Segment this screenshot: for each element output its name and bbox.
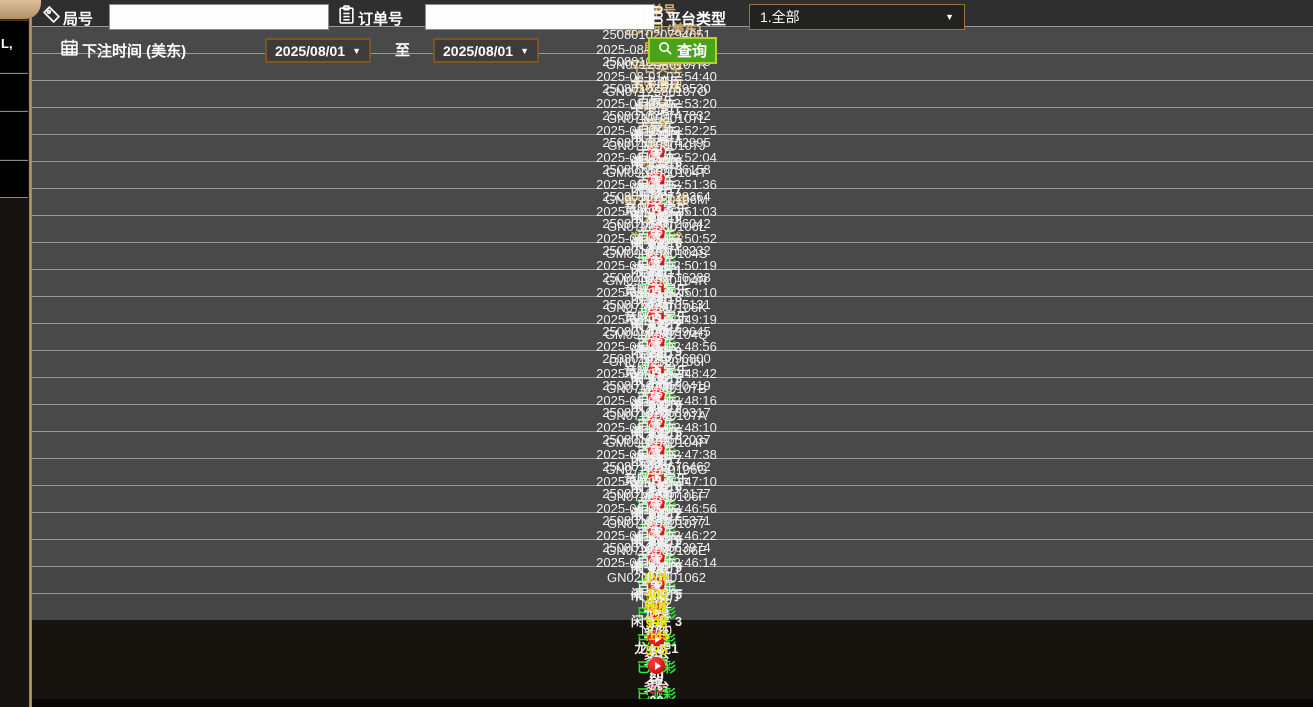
table-row: 250801020728364 2025-08-01 02:51:03 GN0722… [0, 188, 1313, 424]
order-cell: 250801020728364 [602, 189, 711, 204]
table-row: 250801020718232 2025-08-01 02:50:19 GM0902… [0, 242, 1313, 478]
table-row: 250801020716288 2025-08-01 02:50:10 GN0722… [0, 269, 1313, 505]
round-number-label: 局号 [63, 11, 94, 28]
platform-type-select[interactable]: 1.全部 ▼ [749, 4, 965, 30]
date-from-picker[interactable]: 2025/08/01 ▼ [265, 38, 371, 63]
panel-left-border [29, 17, 32, 707]
platform-type-label: 平台类型 [666, 11, 727, 28]
totals-label: 总计 [643, 597, 670, 612]
filter-bar: 局号 订单号 平台类型 1.全部 ▼ 下注时间 (美东) 2025/08/01 … [32, 0, 1313, 72]
bet-time-label: 下注时间 (美东) [82, 43, 187, 60]
round-number-input[interactable] [109, 4, 329, 30]
date-range-to-label: 至 [395, 42, 411, 59]
order-cell: 250801020696800 [602, 351, 711, 366]
order-cell: 250801020690419 [602, 378, 711, 393]
chevron-down-icon: ▼ [945, 12, 954, 22]
totals-valid-bet: 575 [645, 643, 668, 658]
table-row: 250801020747832 2025-08-01 02:52:25 GN0712… [0, 107, 1313, 343]
totals-label: 小计 [643, 570, 670, 585]
date-to-picker[interactable]: 2025/08/01 ▼ [433, 38, 539, 63]
replay-cell [0, 657, 1313, 674]
chevron-down-icon: ▼ [352, 45, 361, 56]
platform-list-icon [645, 5, 664, 24]
calendar-icon [60, 38, 79, 57]
background-sidebar: L, [0, 0, 29, 707]
date-to-value: 2025/08/01 [443, 42, 514, 59]
order-cell: 250801020663974 [602, 540, 711, 555]
table-row: 250801020665371 2025-08-01 02:46:22 GN0722… [0, 512, 1313, 707]
replay-icon[interactable] [648, 657, 665, 674]
order-cell: 250801020716288 [602, 270, 711, 285]
orders-table: 订单号下注时间 (美东)局号平台类型游戏类型桌号结果玩法总投注派彩有效投注额状态… [0, 0, 1313, 707]
platform-type-selected: 1.全部 [760, 9, 800, 25]
grand-total-row: 总计 640 -145 575 [0, 593, 1313, 658]
order-cell: 250801020718232 [602, 243, 711, 258]
table-row: 250801020682037 2025-08-01 02:47:38 GN0722… [0, 431, 1313, 667]
order-cell: 250801020759530 [602, 81, 711, 96]
table-row: 250801020705131 2025-08-01 02:49:19 GM0902… [0, 296, 1313, 532]
order-cell: 250801020742995 [602, 135, 711, 150]
order-cell: 250801020673177 [602, 486, 711, 501]
order-cell: 250801020676462 [602, 459, 711, 474]
bottom-strip [32, 699, 1313, 707]
table-row: 250801020663974 2025-08-01 02:46:14 GN0202… [0, 539, 1313, 707]
table-row: 250801020676462 2025-08-01 02:47:10 GN0722… [0, 458, 1313, 694]
table-row: 250801020699645 2025-08-01 02:48:56 GN0722… [0, 323, 1313, 559]
order-cell: 250801020736158 [602, 162, 711, 177]
search-button[interactable]: 查询 [648, 37, 718, 64]
order-cell: 250801020665371 [602, 513, 711, 528]
order-cell: 250801020689317 [602, 405, 711, 420]
table-row: 250801020690419 2025-08-01 02:48:16 GN0712… [0, 377, 1313, 613]
search-button-label: 查询 [677, 43, 708, 60]
sidebar-clipped-button[interactable] [0, 73, 28, 110]
table-row: 250801020726042 2025-08-01 02:50:52 GM0902… [0, 215, 1313, 451]
order-cell: 250801020682037 [602, 432, 711, 447]
order-number-label: 订单号 [358, 11, 404, 28]
order-cell: 250801020699645 [602, 324, 711, 339]
table-row: 250801020689317 2025-08-01 02:48:10 GM0902… [0, 404, 1313, 640]
sidebar-clipped-button[interactable] [0, 111, 28, 159]
table-row: 250801020696800 2025-08-01 02:48:42 GN0712… [0, 350, 1313, 586]
totals-total-bet: 640 [645, 613, 668, 628]
order-number-input[interactable] [425, 4, 655, 30]
chevron-down-icon: ▼ [520, 45, 529, 56]
play-cell: 虎 [649, 677, 663, 692]
totals-payout: -145 [643, 628, 670, 643]
sidebar-clipped-button[interactable] [0, 160, 28, 198]
sidebar-clipped-text: L, [1, 36, 13, 51]
table-row: 250801020673177 2025-08-01 02:46:56 GN0712… [0, 485, 1313, 707]
clipboard-icon [337, 5, 356, 24]
table-row: 250801020759530 2025-08-01 02:53:20 GN0712… [0, 80, 1313, 316]
subtotal-row: 小计 400 -24 376 [0, 566, 1313, 631]
betting-records-screen: L, 局号 订单号 平台类型 1.全部 ▼ 下注时间 (美东) 2025/08/… [0, 0, 1313, 707]
table-row: 250801020736158 2025-08-01 02:51:36 GN0722… [0, 161, 1313, 397]
tag-icon [42, 5, 61, 24]
order-cell: 250801020705131 [602, 297, 711, 312]
date-from-value: 2025/08/01 [275, 42, 346, 59]
order-cell: 250801020747832 [602, 108, 711, 123]
order-cell: 250801020726042 [602, 216, 711, 231]
table-row: 250801020742995 2025-08-01 02:52:04 GM0902… [0, 134, 1313, 370]
search-icon [658, 41, 673, 60]
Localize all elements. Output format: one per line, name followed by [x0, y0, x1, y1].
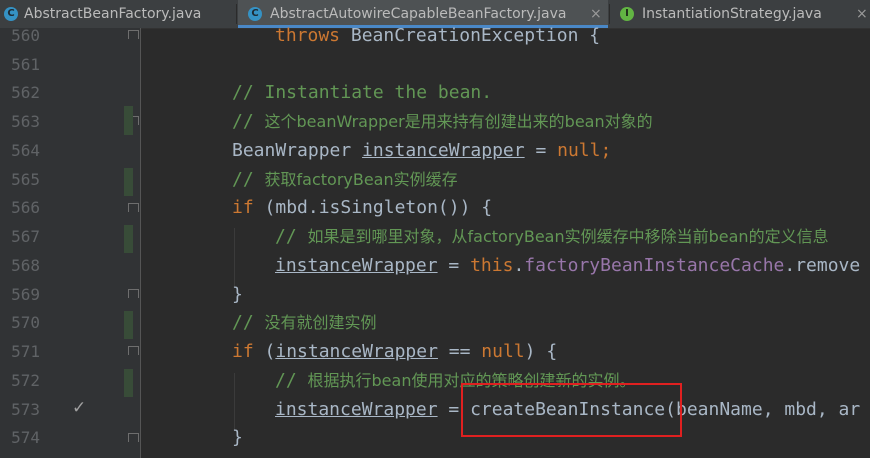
indent-guide: [234, 228, 235, 286]
indent-guide: [234, 373, 235, 431]
code-line-574: }: [232, 427, 243, 448]
code-line-560: throws BeanCreationException {: [275, 25, 601, 46]
java-interface-icon: I: [620, 7, 634, 21]
code-line-568: instanceWrapper = this.factoryBeanInstan…: [275, 255, 861, 276]
close-tab-icon[interactable]: ×: [856, 0, 868, 28]
highlight-box: [461, 383, 682, 437]
code-line-570: // 没有就创建实例: [232, 312, 377, 333]
tab-divider: [236, 4, 237, 24]
tab-label: AbstractBeanFactory.java: [24, 6, 202, 22]
code-line-571: if (instanceWrapper == null) {: [232, 341, 558, 362]
tab-divider: [609, 4, 610, 24]
code-line-565: // 获取factoryBean实例缓存: [232, 169, 458, 190]
java-class-icon: C: [248, 7, 262, 21]
code-line-563: // 这个beanWrapper是用来持有创建出来的bean对象的: [232, 111, 653, 132]
code-line-562: // Instantiate the bean.: [232, 82, 493, 103]
code-line-566: if (mbd.isSingleton()) {: [232, 197, 493, 218]
code-line-564: BeanWrapper instanceWrapper = null;: [232, 140, 612, 161]
tab-instantiation-strategy[interactable]: I InstantiationStrategy.java ×: [611, 0, 870, 28]
code-line-567: // 如果是到哪里对象，从factoryBean实例缓存中移除当前bean的定义…: [275, 226, 829, 247]
code-editor[interactable]: throws BeanCreationException { // Instan…: [0, 25, 870, 458]
tab-label: InstantiationStrategy.java: [642, 6, 822, 22]
code-line-569: }: [232, 284, 243, 305]
java-class-icon: C: [4, 7, 18, 21]
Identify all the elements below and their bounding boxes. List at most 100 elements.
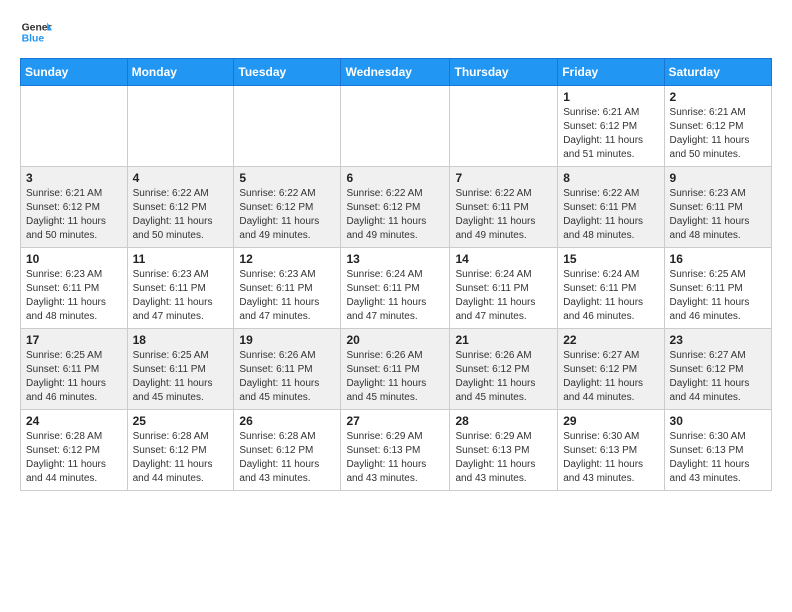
day-number: 2	[670, 90, 766, 104]
day-info: Sunrise: 6:21 AM Sunset: 6:12 PM Dayligh…	[563, 106, 658, 162]
day-info: Sunrise: 6:26 AM Sunset: 6:11 PM Dayligh…	[239, 349, 335, 405]
calendar-cell: 13 Sunrise: 6:24 AM Sunset: 6:11 PM Dayli…	[341, 248, 450, 329]
day-number: 4	[133, 171, 229, 185]
day-number: 23	[670, 333, 766, 347]
weekday-header-saturday: Saturday	[664, 59, 771, 86]
calendar-cell: 18 Sunrise: 6:25 AM Sunset: 6:11 PM Dayli…	[127, 329, 234, 410]
calendar-cell: 28 Sunrise: 6:29 AM Sunset: 6:13 PM Dayli…	[450, 410, 558, 491]
day-info: Sunrise: 6:28 AM Sunset: 6:12 PM Dayligh…	[26, 430, 122, 486]
day-info: Sunrise: 6:22 AM Sunset: 6:11 PM Dayligh…	[563, 187, 658, 243]
calendar-cell: 22 Sunrise: 6:27 AM Sunset: 6:12 PM Dayli…	[558, 329, 664, 410]
calendar-cell: 16Sunrise: 6:25 AM Sunset: 6:11 PM Dayli…	[664, 248, 771, 329]
day-info: Sunrise: 6:28 AM Sunset: 6:12 PM Dayligh…	[239, 430, 335, 486]
calendar-cell	[234, 86, 341, 167]
day-number: 22	[563, 333, 658, 347]
calendar-cell	[450, 86, 558, 167]
day-number: 30	[670, 414, 766, 428]
calendar-cell: 27Sunrise: 6:29 AM Sunset: 6:13 PM Dayli…	[341, 410, 450, 491]
calendar-cell: 8 Sunrise: 6:22 AM Sunset: 6:11 PM Daylig…	[558, 167, 664, 248]
weekday-header-row: SundayMondayTuesdayWednesdayThursdayFrid…	[21, 59, 772, 86]
day-info: Sunrise: 6:24 AM Sunset: 6:11 PM Dayligh…	[563, 268, 658, 324]
page: General Blue SundayMondayTuesdayWednesda…	[0, 0, 792, 511]
day-number: 21	[455, 333, 552, 347]
day-info: Sunrise: 6:22 AM Sunset: 6:11 PM Dayligh…	[455, 187, 552, 243]
calendar-week-row: 3 Sunrise: 6:21 AM Sunset: 6:12 PM Daylig…	[21, 167, 772, 248]
day-number: 1	[563, 90, 658, 104]
calendar-cell: 21 Sunrise: 6:26 AM Sunset: 6:12 PM Dayli…	[450, 329, 558, 410]
calendar-week-row: 1 Sunrise: 6:21 AM Sunset: 6:12 PM Daylig…	[21, 86, 772, 167]
calendar-cell: 11Sunrise: 6:23 AM Sunset: 6:11 PM Dayli…	[127, 248, 234, 329]
day-info: Sunrise: 6:21 AM Sunset: 6:12 PM Dayligh…	[670, 106, 766, 162]
svg-text:Blue: Blue	[22, 34, 45, 45]
calendar-cell: 24 Sunrise: 6:28 AM Sunset: 6:12 PM Dayli…	[21, 410, 128, 491]
day-info: Sunrise: 6:29 AM Sunset: 6:13 PM Dayligh…	[346, 430, 444, 486]
day-number: 20	[346, 333, 444, 347]
day-number: 16	[670, 252, 766, 266]
day-number: 5	[239, 171, 335, 185]
day-info: Sunrise: 6:25 AM Sunset: 6:11 PM Dayligh…	[26, 349, 122, 405]
day-number: 10	[26, 252, 122, 266]
day-info: Sunrise: 6:22 AM Sunset: 6:12 PM Dayligh…	[346, 187, 444, 243]
day-info: Sunrise: 6:22 AM Sunset: 6:12 PM Dayligh…	[133, 187, 229, 243]
day-number: 8	[563, 171, 658, 185]
weekday-header-wednesday: Wednesday	[341, 59, 450, 86]
day-info: Sunrise: 6:28 AM Sunset: 6:12 PM Dayligh…	[133, 430, 229, 486]
day-number: 12	[239, 252, 335, 266]
weekday-header-friday: Friday	[558, 59, 664, 86]
calendar-cell: 29Sunrise: 6:30 AM Sunset: 6:13 PM Dayli…	[558, 410, 664, 491]
logo: General Blue	[20, 16, 52, 48]
day-info: Sunrise: 6:26 AM Sunset: 6:12 PM Dayligh…	[455, 349, 552, 405]
day-number: 9	[670, 171, 766, 185]
day-info: Sunrise: 6:24 AM Sunset: 6:11 PM Dayligh…	[455, 268, 552, 324]
calendar-cell: 9 Sunrise: 6:23 AM Sunset: 6:11 PM Daylig…	[664, 167, 771, 248]
day-number: 3	[26, 171, 122, 185]
day-info: Sunrise: 6:23 AM Sunset: 6:11 PM Dayligh…	[133, 268, 229, 324]
day-info: Sunrise: 6:26 AM Sunset: 6:11 PM Dayligh…	[346, 349, 444, 405]
day-number: 25	[133, 414, 229, 428]
day-info: Sunrise: 6:21 AM Sunset: 6:12 PM Dayligh…	[26, 187, 122, 243]
day-number: 17	[26, 333, 122, 347]
calendar-cell	[21, 86, 128, 167]
calendar-cell: 7Sunrise: 6:22 AM Sunset: 6:11 PM Daylig…	[450, 167, 558, 248]
calendar-cell: 1 Sunrise: 6:21 AM Sunset: 6:12 PM Daylig…	[558, 86, 664, 167]
day-number: 26	[239, 414, 335, 428]
calendar-cell	[341, 86, 450, 167]
calendar-cell: 14 Sunrise: 6:24 AM Sunset: 6:11 PM Dayli…	[450, 248, 558, 329]
header: General Blue	[20, 16, 772, 48]
weekday-header-sunday: Sunday	[21, 59, 128, 86]
day-number: 6	[346, 171, 444, 185]
calendar-cell: 2 Sunrise: 6:21 AM Sunset: 6:12 PM Daylig…	[664, 86, 771, 167]
day-info: Sunrise: 6:27 AM Sunset: 6:12 PM Dayligh…	[670, 349, 766, 405]
calendar-cell: 26 Sunrise: 6:28 AM Sunset: 6:12 PM Dayli…	[234, 410, 341, 491]
calendar-cell: 5 Sunrise: 6:22 AM Sunset: 6:12 PM Daylig…	[234, 167, 341, 248]
day-number: 19	[239, 333, 335, 347]
day-info: Sunrise: 6:23 AM Sunset: 6:11 PM Dayligh…	[670, 187, 766, 243]
calendar-cell: 17 Sunrise: 6:25 AM Sunset: 6:11 PM Dayli…	[21, 329, 128, 410]
day-info: Sunrise: 6:23 AM Sunset: 6:11 PM Dayligh…	[26, 268, 122, 324]
day-number: 29	[563, 414, 658, 428]
calendar-cell	[127, 86, 234, 167]
calendar-cell: 12Sunrise: 6:23 AM Sunset: 6:11 PM Dayli…	[234, 248, 341, 329]
calendar-cell: 25 Sunrise: 6:28 AM Sunset: 6:12 PM Dayli…	[127, 410, 234, 491]
calendar-cell: 10 Sunrise: 6:23 AM Sunset: 6:11 PM Dayli…	[21, 248, 128, 329]
calendar-cell: 4 Sunrise: 6:22 AM Sunset: 6:12 PM Daylig…	[127, 167, 234, 248]
day-info: Sunrise: 6:30 AM Sunset: 6:13 PM Dayligh…	[670, 430, 766, 486]
weekday-header-monday: Monday	[127, 59, 234, 86]
calendar-cell: 6 Sunrise: 6:22 AM Sunset: 6:12 PM Daylig…	[341, 167, 450, 248]
calendar-cell: 19 Sunrise: 6:26 AM Sunset: 6:11 PM Dayli…	[234, 329, 341, 410]
day-info: Sunrise: 6:29 AM Sunset: 6:13 PM Dayligh…	[455, 430, 552, 486]
day-number: 18	[133, 333, 229, 347]
day-number: 13	[346, 252, 444, 266]
calendar-cell: 20 Sunrise: 6:26 AM Sunset: 6:11 PM Dayli…	[341, 329, 450, 410]
calendar-week-row: 17 Sunrise: 6:25 AM Sunset: 6:11 PM Dayli…	[21, 329, 772, 410]
day-number: 24	[26, 414, 122, 428]
calendar-cell: 3 Sunrise: 6:21 AM Sunset: 6:12 PM Daylig…	[21, 167, 128, 248]
day-number: 28	[455, 414, 552, 428]
day-number: 14	[455, 252, 552, 266]
day-info: Sunrise: 6:25 AM Sunset: 6:11 PM Dayligh…	[133, 349, 229, 405]
calendar-cell: 23 Sunrise: 6:27 AM Sunset: 6:12 PM Dayli…	[664, 329, 771, 410]
logo-icon: General Blue	[20, 16, 52, 48]
day-info: Sunrise: 6:22 AM Sunset: 6:12 PM Dayligh…	[239, 187, 335, 243]
day-info: Sunrise: 6:24 AM Sunset: 6:11 PM Dayligh…	[346, 268, 444, 324]
day-info: Sunrise: 6:27 AM Sunset: 6:12 PM Dayligh…	[563, 349, 658, 405]
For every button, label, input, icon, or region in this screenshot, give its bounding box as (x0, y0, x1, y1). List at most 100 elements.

◇ ◇ ◇

What is needed: Reproduce the data verbatim, starting at the line that contains "indent-guide: [234, 228, 235, 286]" and ending after the line that contains "code-line-564: BeanWrapper instanceWrapper".

Result of the task:
indent-guide: [234, 228, 235, 286]
indent-guide: [234, 373, 235, 431]
code-line-574: }: [232, 427, 243, 448]
code-line-560: throws BeanCreationException {: [275, 25, 601, 46]
java-interface-icon: I: [620, 7, 634, 21]
code-line-568: instanceWrapper = this.factoryBeanInstan…: [275, 255, 861, 276]
close-tab-icon[interactable]: ×: [856, 0, 868, 28]
highlight-box: [461, 383, 682, 437]
code-line-570: // 没有就创建实例: [232, 312, 377, 333]
tab-divider: [236, 4, 237, 24]
tab-label: AbstractBeanFactory.java: [24, 6, 202, 22]
code-line-571: if (instanceWrapper == null) {: [232, 341, 558, 362]
tab-divider: [609, 4, 610, 24]
code-line-565: // 获取factoryBean实例缓存: [232, 169, 458, 190]
java-class-icon: C: [248, 7, 262, 21]
code-line-563: // 这个beanWrapper是用来持有创建出来的bean对象的: [232, 111, 653, 132]
code-line-562: // Instantiate the bean.: [232, 82, 493, 103]
code-line-566: if (mbd.isSingleton()) {: [232, 197, 493, 218]
code-line-564: BeanWrapper instanceWrapper = null;: [232, 140, 612, 161]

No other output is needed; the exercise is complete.